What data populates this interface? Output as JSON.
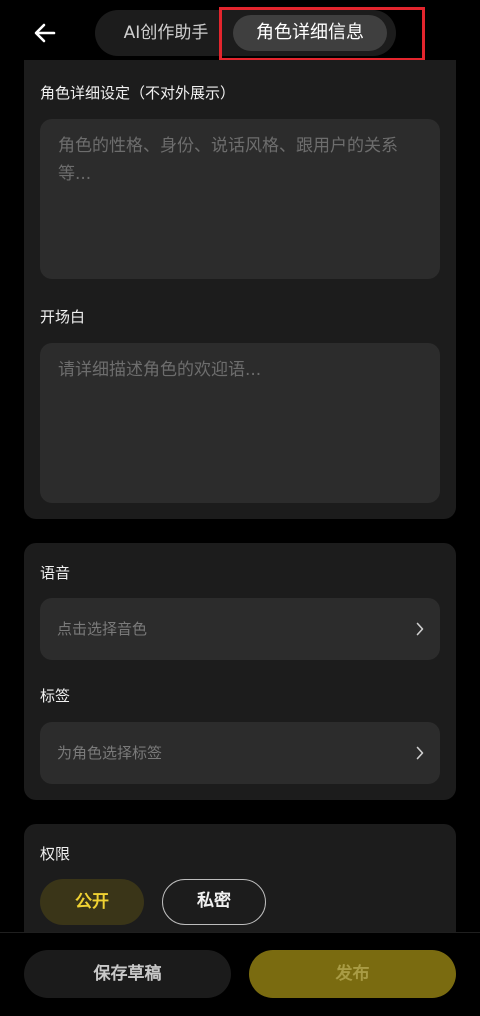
{
  "header": {
    "tabs": [
      {
        "label": "AI创作助手",
        "active": false
      },
      {
        "label": "角色详细信息",
        "active": true
      }
    ]
  },
  "character": {
    "settings_label": "角色详细设定（不对外展示）",
    "settings_placeholder": "角色的性格、身份、说话风格、跟用户的关系等...",
    "settings_value": "",
    "opening_label": "开场白",
    "opening_placeholder": "请详细描述角色的欢迎语...",
    "opening_value": ""
  },
  "voice": {
    "label": "语音",
    "placeholder": "点击选择音色"
  },
  "tags": {
    "label": "标签",
    "placeholder": "为角色选择标签"
  },
  "permission": {
    "label": "权限",
    "options": [
      "公开",
      "私密"
    ],
    "selected": "公开"
  },
  "footer": {
    "save_label": "保存草稿",
    "publish_label": "发布"
  },
  "colors": {
    "accent": "#f0d232",
    "publish_bg": "#7a6b10",
    "highlight": "#e3252d"
  },
  "icons": {
    "back": "arrow-left-icon",
    "chevron": "chevron-right-icon"
  }
}
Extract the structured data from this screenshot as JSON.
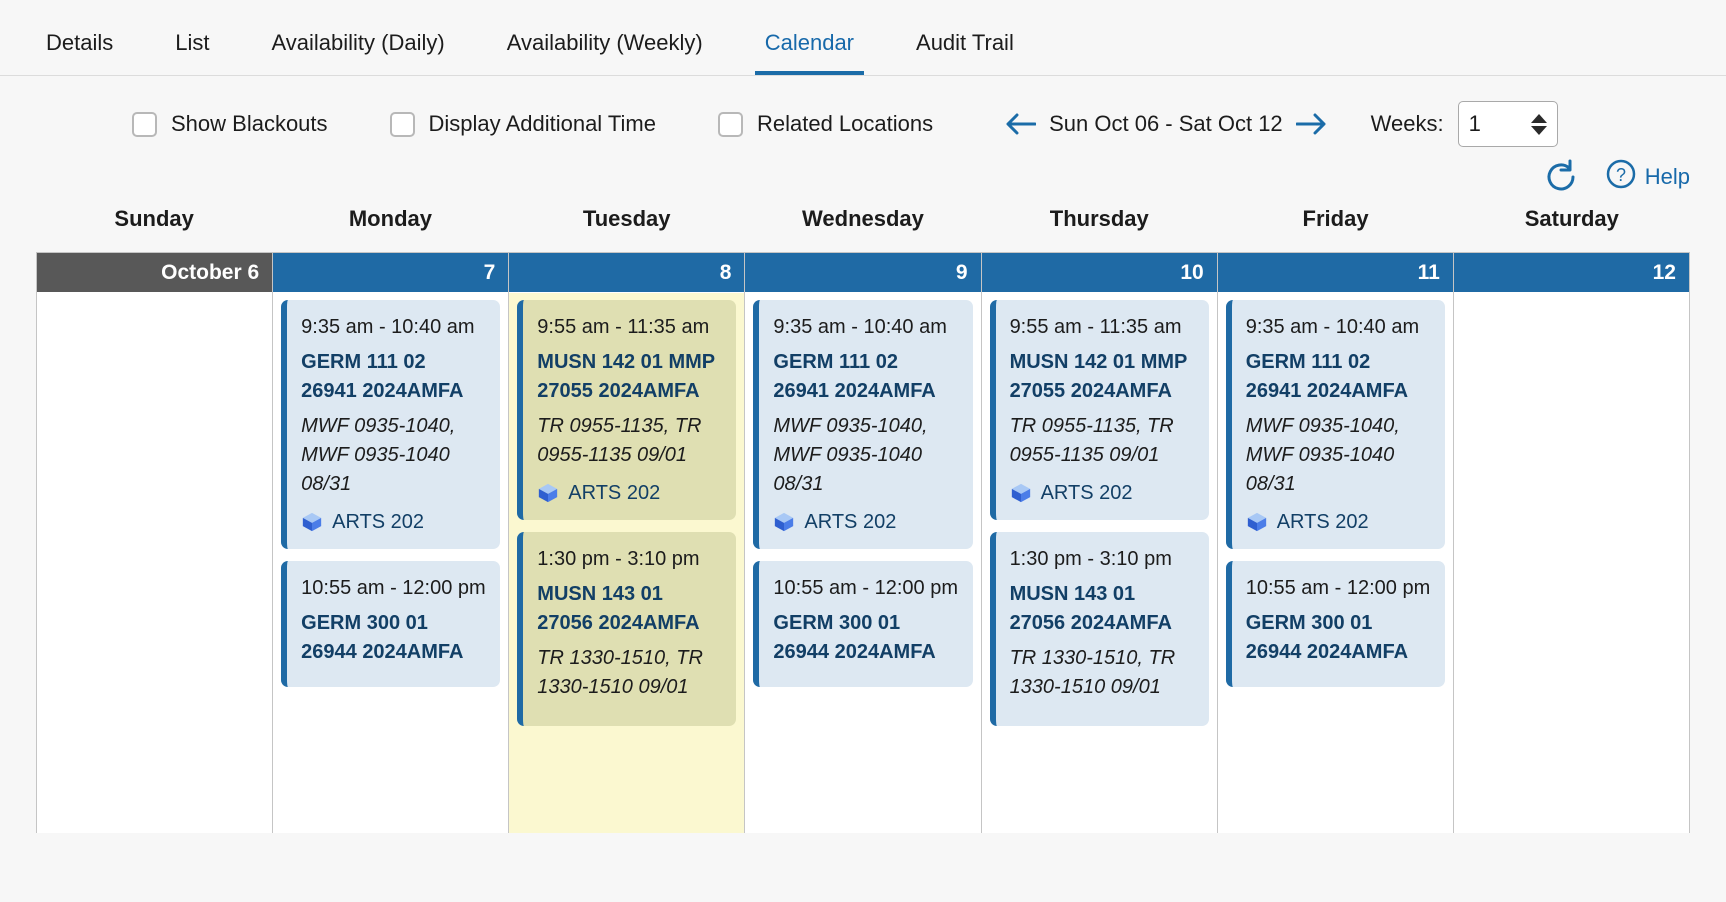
{
  "tabs": [
    {
      "label": "Details",
      "active": false
    },
    {
      "label": "List",
      "active": false
    },
    {
      "label": "Availability (Daily)",
      "active": false
    },
    {
      "label": "Availability (Weekly)",
      "active": false
    },
    {
      "label": "Calendar",
      "active": true
    },
    {
      "label": "Audit Trail",
      "active": false
    }
  ],
  "toolbar": {
    "checkboxes": [
      {
        "label": "Show Blackouts",
        "checked": false
      },
      {
        "label": "Display Additional Time",
        "checked": false
      },
      {
        "label": "Related Locations",
        "checked": false
      }
    ],
    "prev_icon": "arrow-left-icon",
    "next_icon": "arrow-right-icon",
    "date_range": "Sun Oct 06 - Sat Oct 12",
    "weeks_label": "Weeks:",
    "weeks_value": "1",
    "refresh_icon": "refresh-icon",
    "help_icon": "question-circle-icon",
    "help_label": "Help",
    "accent_color": "#1b6ca8",
    "header_blue": "#1f6aa5",
    "sunday_gray": "#585858",
    "event_bg": "#dde8f2",
    "highlight_bg": "#fbf8d0"
  },
  "calendar": {
    "day_names": [
      "Sunday",
      "Monday",
      "Tuesday",
      "Wednesday",
      "Thursday",
      "Friday",
      "Saturday"
    ],
    "columns": [
      {
        "day_label": "October 6",
        "highlight": false,
        "events": []
      },
      {
        "day_label": "7",
        "highlight": false,
        "events": [
          {
            "time": "9:35 am - 10:40 am",
            "title": "GERM 111 02 26941 2024AMFA",
            "pattern": "MWF 0935-1040, MWF 0935-1040 08/31",
            "location": "ARTS 202",
            "location_icon": "cube-icon"
          },
          {
            "time": "10:55 am - 12:00 pm",
            "title": "GERM 300 01 26944 2024AMFA",
            "pattern": "",
            "location": "",
            "location_icon": "cube-icon"
          }
        ]
      },
      {
        "day_label": "8",
        "highlight": true,
        "events": [
          {
            "time": "9:55 am - 11:35 am",
            "title": "MUSN 142 01 MMP 27055 2024AMFA",
            "pattern": "TR 0955-1135, TR 0955-1135 09/01",
            "location": "ARTS 202",
            "location_icon": "cube-icon"
          },
          {
            "time": "1:30 pm - 3:10 pm",
            "title": "MUSN 143 01 27056 2024AMFA",
            "pattern": "TR 1330-1510, TR 1330-1510 09/01",
            "location": "",
            "location_icon": "cube-icon"
          }
        ]
      },
      {
        "day_label": "9",
        "highlight": false,
        "events": [
          {
            "time": "9:35 am - 10:40 am",
            "title": "GERM 111 02 26941 2024AMFA",
            "pattern": "MWF 0935-1040, MWF 0935-1040 08/31",
            "location": "ARTS 202",
            "location_icon": "cube-icon"
          },
          {
            "time": "10:55 am - 12:00 pm",
            "title": "GERM 300 01 26944 2024AMFA",
            "pattern": "",
            "location": "",
            "location_icon": "cube-icon"
          }
        ]
      },
      {
        "day_label": "10",
        "highlight": false,
        "events": [
          {
            "time": "9:55 am - 11:35 am",
            "title": "MUSN 142 01 MMP 27055 2024AMFA",
            "pattern": "TR 0955-1135, TR 0955-1135 09/01",
            "location": "ARTS 202",
            "location_icon": "cube-icon"
          },
          {
            "time": "1:30 pm - 3:10 pm",
            "title": "MUSN 143 01 27056 2024AMFA",
            "pattern": "TR 1330-1510, TR 1330-1510 09/01",
            "location": "",
            "location_icon": "cube-icon"
          }
        ]
      },
      {
        "day_label": "11",
        "highlight": false,
        "events": [
          {
            "time": "9:35 am - 10:40 am",
            "title": "GERM 111 02 26941 2024AMFA",
            "pattern": "MWF 0935-1040, MWF 0935-1040 08/31",
            "location": "ARTS 202",
            "location_icon": "cube-icon"
          },
          {
            "time": "10:55 am - 12:00 pm",
            "title": "GERM 300 01 26944 2024AMFA",
            "pattern": "",
            "location": "",
            "location_icon": "cube-icon"
          }
        ]
      },
      {
        "day_label": "12",
        "highlight": false,
        "events": []
      }
    ]
  }
}
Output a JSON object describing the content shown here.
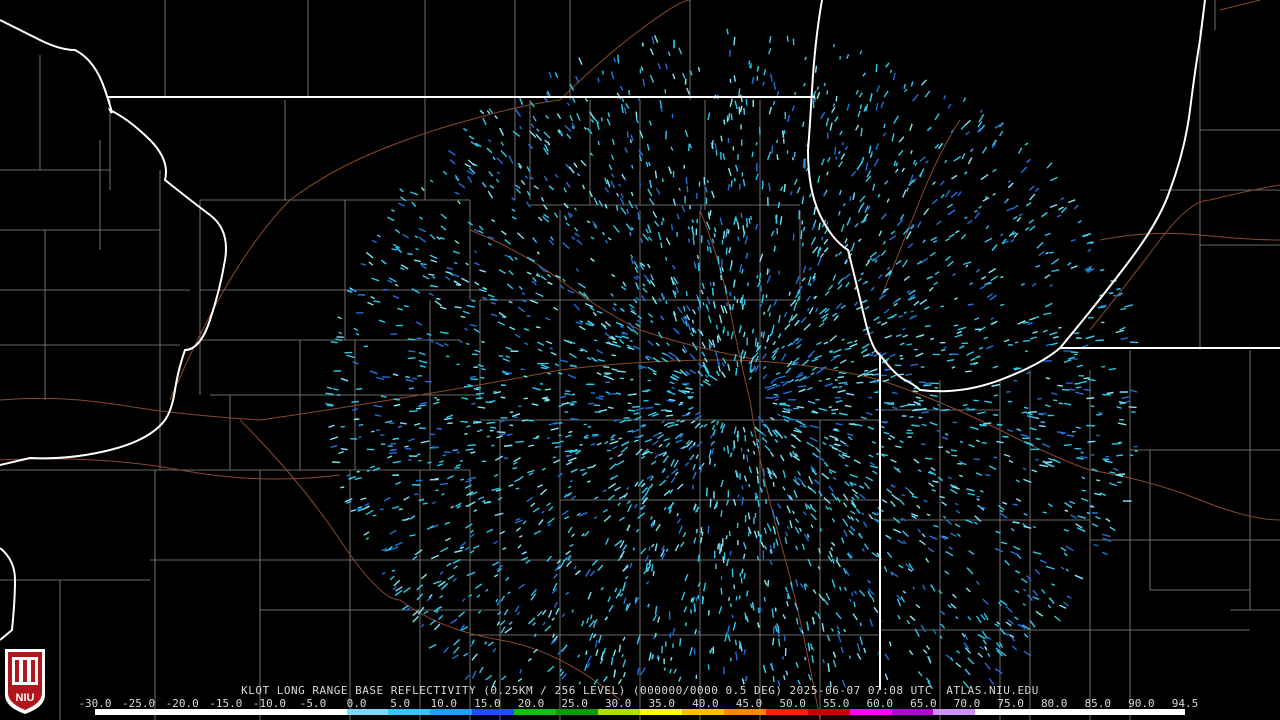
{
  "caption": "KLOT LONG RANGE BASE REFLECTIVITY (0.25KM / 256 LEVEL) (000000/0000 0.5 DEG) 2025-06-07 07:08 UTC  ATLAS.NIU.EDU",
  "logo_text": "NIU",
  "scale": {
    "labels": [
      "-30.0",
      "-25.0",
      "-20.0",
      "-15.0",
      "-10.0",
      "-5.0",
      "0.0",
      "5.0",
      "10.0",
      "15.0",
      "20.0",
      "25.0",
      "30.0",
      "35.0",
      "40.0",
      "45.0",
      "50.0",
      "55.0",
      "60.0",
      "65.0",
      "70.0",
      "75.0",
      "80.0",
      "85.0",
      "90.0",
      "94.5"
    ],
    "colors": [
      "#ffffff",
      "#ffffff",
      "#ffffff",
      "#ffffff",
      "#ffffff",
      "#ffffff",
      "#7fd8ff",
      "#34c6ff",
      "#1ea0ff",
      "#1f4dff",
      "#10c010",
      "#0a9a0a",
      "#b0e000",
      "#ffff00",
      "#ffc000",
      "#ff8a00",
      "#ff2000",
      "#c80000",
      "#ff00ff",
      "#b000d0",
      "#d090ff",
      "#ffffff",
      "#ffffff",
      "#ffffff",
      "#ffffff",
      "#ffffff"
    ]
  },
  "colors": {
    "background": "#000000",
    "state_border": "#ffffff",
    "county_line": "#8a8a8a",
    "highway": "#8a4a2a",
    "echo_primary": "#2fc7e6",
    "echo_light": "#7fe4f2",
    "echo_deep": "#1f6fd8"
  }
}
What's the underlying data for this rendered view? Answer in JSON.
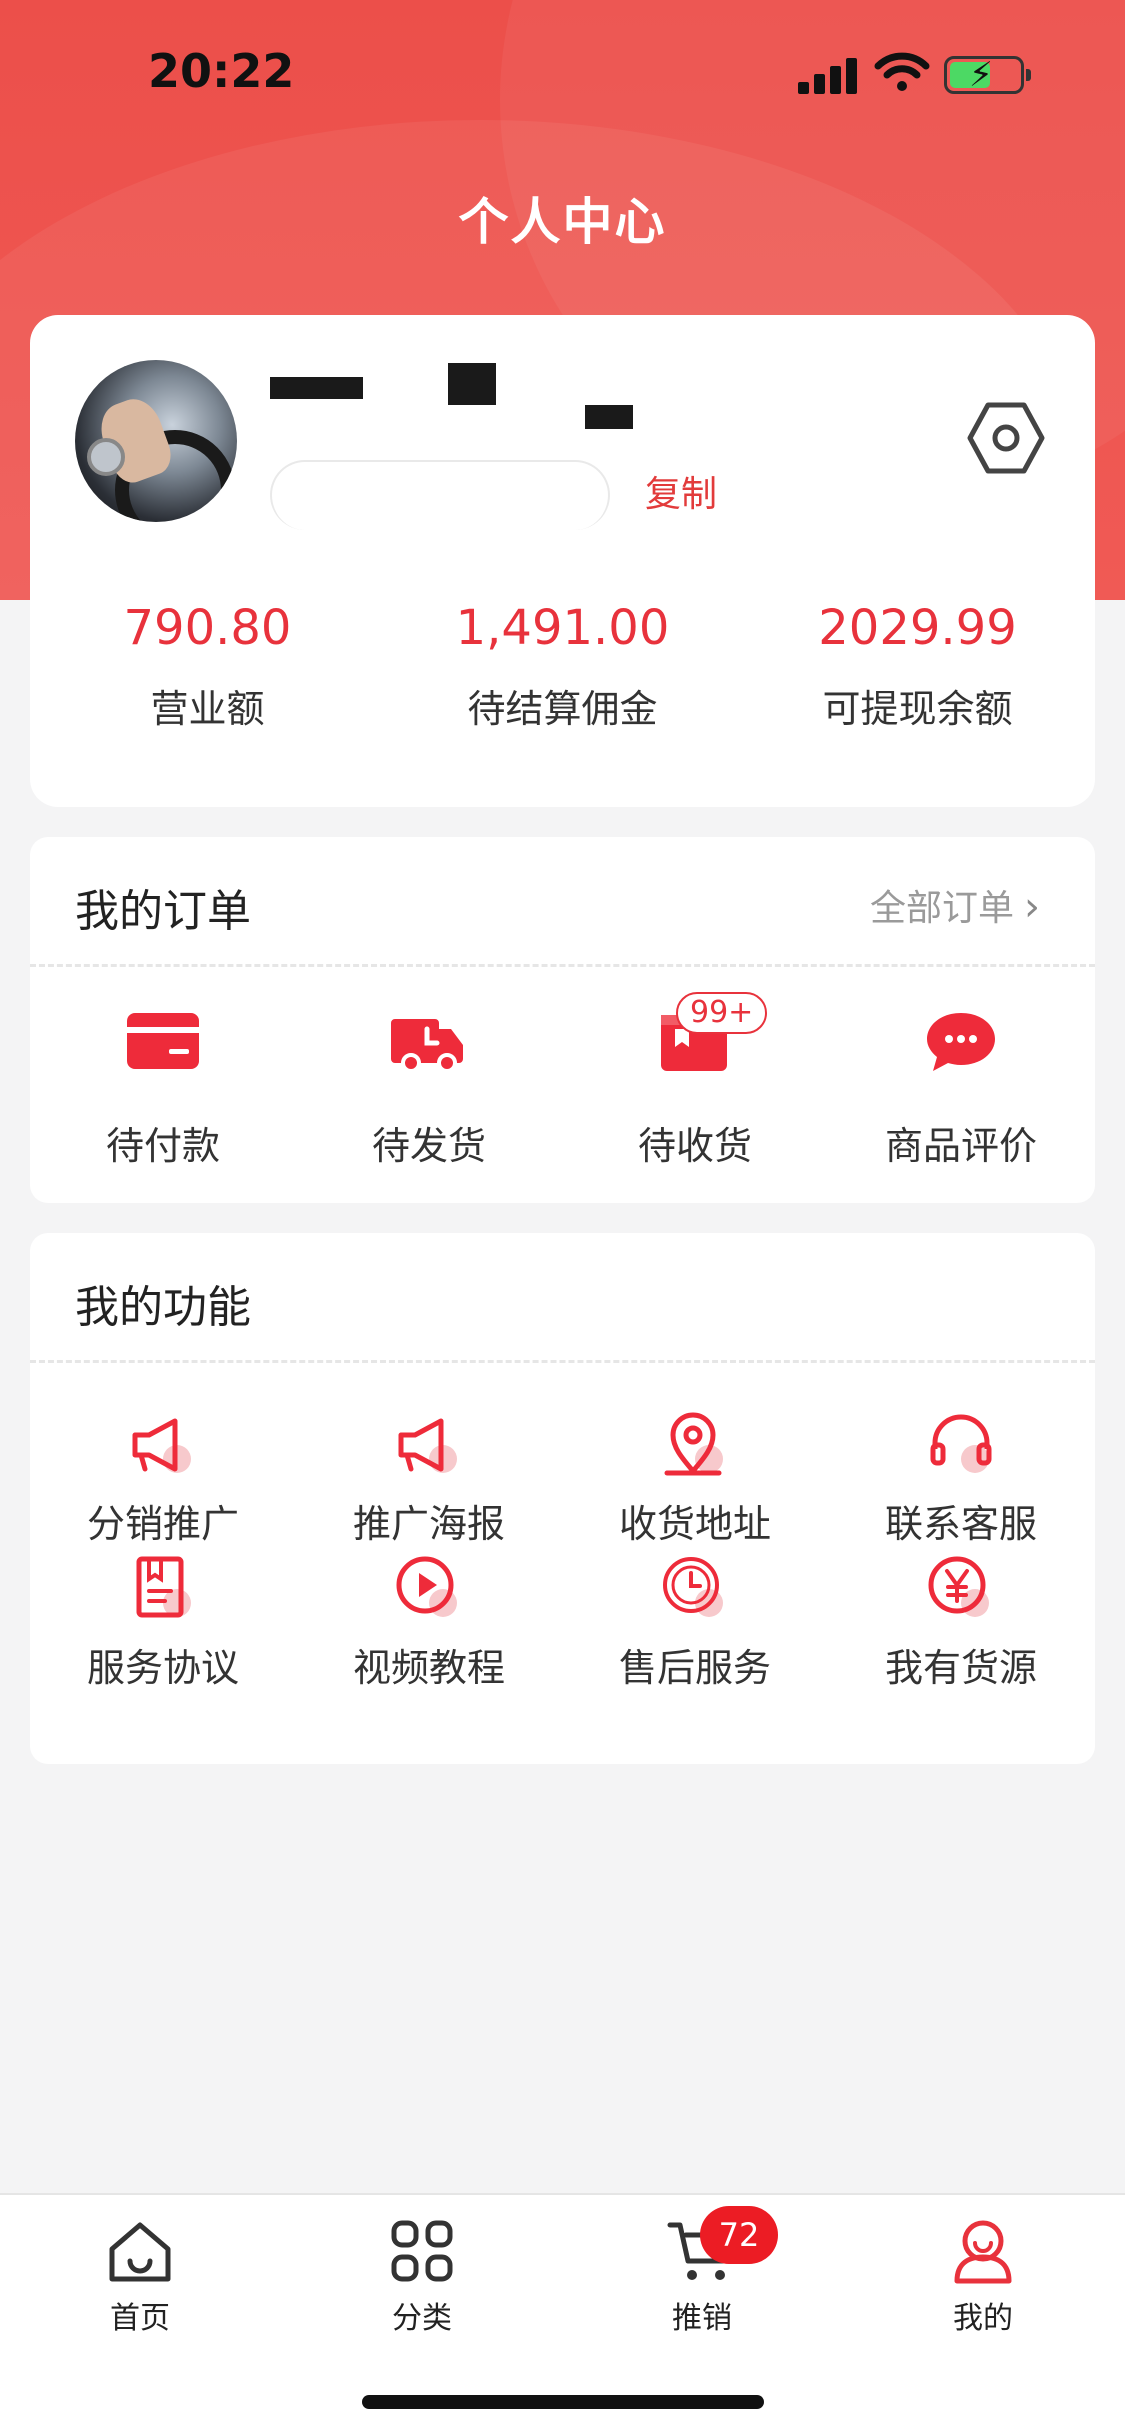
{
  "status_bar": {
    "time": "20:22"
  },
  "header": {
    "title": "个人中心"
  },
  "profile": {
    "copy_label": "复制",
    "stats": [
      {
        "value": "790.80",
        "label": "营业额"
      },
      {
        "value": "1,491.00",
        "label": "待结算佣金"
      },
      {
        "value": "2029.99",
        "label": "可提现余额"
      }
    ]
  },
  "orders": {
    "title": "我的订单",
    "all_label": "全部订单",
    "items": [
      {
        "label": "待付款",
        "icon": "card-icon"
      },
      {
        "label": "待发货",
        "icon": "truck-icon"
      },
      {
        "label": "待收货",
        "icon": "package-icon",
        "badge": "99+"
      },
      {
        "label": "商品评价",
        "icon": "chat-bubble-icon"
      }
    ]
  },
  "functions": {
    "title": "我的功能",
    "items": [
      {
        "label": "分销推广",
        "icon": "megaphone-icon"
      },
      {
        "label": "推广海报",
        "icon": "megaphone-icon"
      },
      {
        "label": "收货地址",
        "icon": "location-pin-icon"
      },
      {
        "label": "联系客服",
        "icon": "headset-icon"
      },
      {
        "label": "服务协议",
        "icon": "document-icon"
      },
      {
        "label": "视频教程",
        "icon": "play-icon"
      },
      {
        "label": "售后服务",
        "icon": "clock-icon"
      },
      {
        "label": "我有货源",
        "icon": "yen-icon"
      }
    ]
  },
  "tabbar": {
    "items": [
      {
        "label": "首页",
        "icon": "home-icon"
      },
      {
        "label": "分类",
        "icon": "grid-icon"
      },
      {
        "label": "推销",
        "icon": "cart-icon"
      },
      {
        "label": "我的",
        "icon": "user-icon"
      }
    ],
    "cart_badge": "72"
  },
  "colors": {
    "brand_red": "#e8323c",
    "header_red": "#ec4f4a"
  }
}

■ ■ ■ ■ ■ ■ ■

— WHAT YOU ARE ASKED TO DO —
Repeat verbatim the lines from the one holding "What's the underlying" through the end of the listing above, both ends included, but not the pictures.

— SOLUTION —
What's the underlying data for this rendered view? Answer in JSON.
{
  "status_bar": {
    "time": "20:22"
  },
  "header": {
    "title": "个人中心"
  },
  "profile": {
    "copy_label": "复制",
    "stats": [
      {
        "value": "790.80",
        "label": "营业额"
      },
      {
        "value": "1,491.00",
        "label": "待结算佣金"
      },
      {
        "value": "2029.99",
        "label": "可提现余额"
      }
    ]
  },
  "orders": {
    "title": "我的订单",
    "all_label": "全部订单",
    "items": [
      {
        "label": "待付款",
        "icon": "card-icon"
      },
      {
        "label": "待发货",
        "icon": "truck-icon"
      },
      {
        "label": "待收货",
        "icon": "package-icon",
        "badge": "99+"
      },
      {
        "label": "商品评价",
        "icon": "chat-bubble-icon"
      }
    ]
  },
  "functions": {
    "title": "我的功能",
    "items": [
      {
        "label": "分销推广",
        "icon": "megaphone-icon"
      },
      {
        "label": "推广海报",
        "icon": "megaphone-icon"
      },
      {
        "label": "收货地址",
        "icon": "location-pin-icon"
      },
      {
        "label": "联系客服",
        "icon": "headset-icon"
      },
      {
        "label": "服务协议",
        "icon": "document-icon"
      },
      {
        "label": "视频教程",
        "icon": "play-icon"
      },
      {
        "label": "售后服务",
        "icon": "clock-icon"
      },
      {
        "label": "我有货源",
        "icon": "yen-icon"
      }
    ]
  },
  "tabbar": {
    "items": [
      {
        "label": "首页",
        "icon": "home-icon"
      },
      {
        "label": "分类",
        "icon": "grid-icon"
      },
      {
        "label": "推销",
        "icon": "cart-icon"
      },
      {
        "label": "我的",
        "icon": "user-icon"
      }
    ],
    "cart_badge": "72"
  },
  "colors": {
    "brand_red": "#e8323c",
    "header_red": "#ec4f4a"
  }
}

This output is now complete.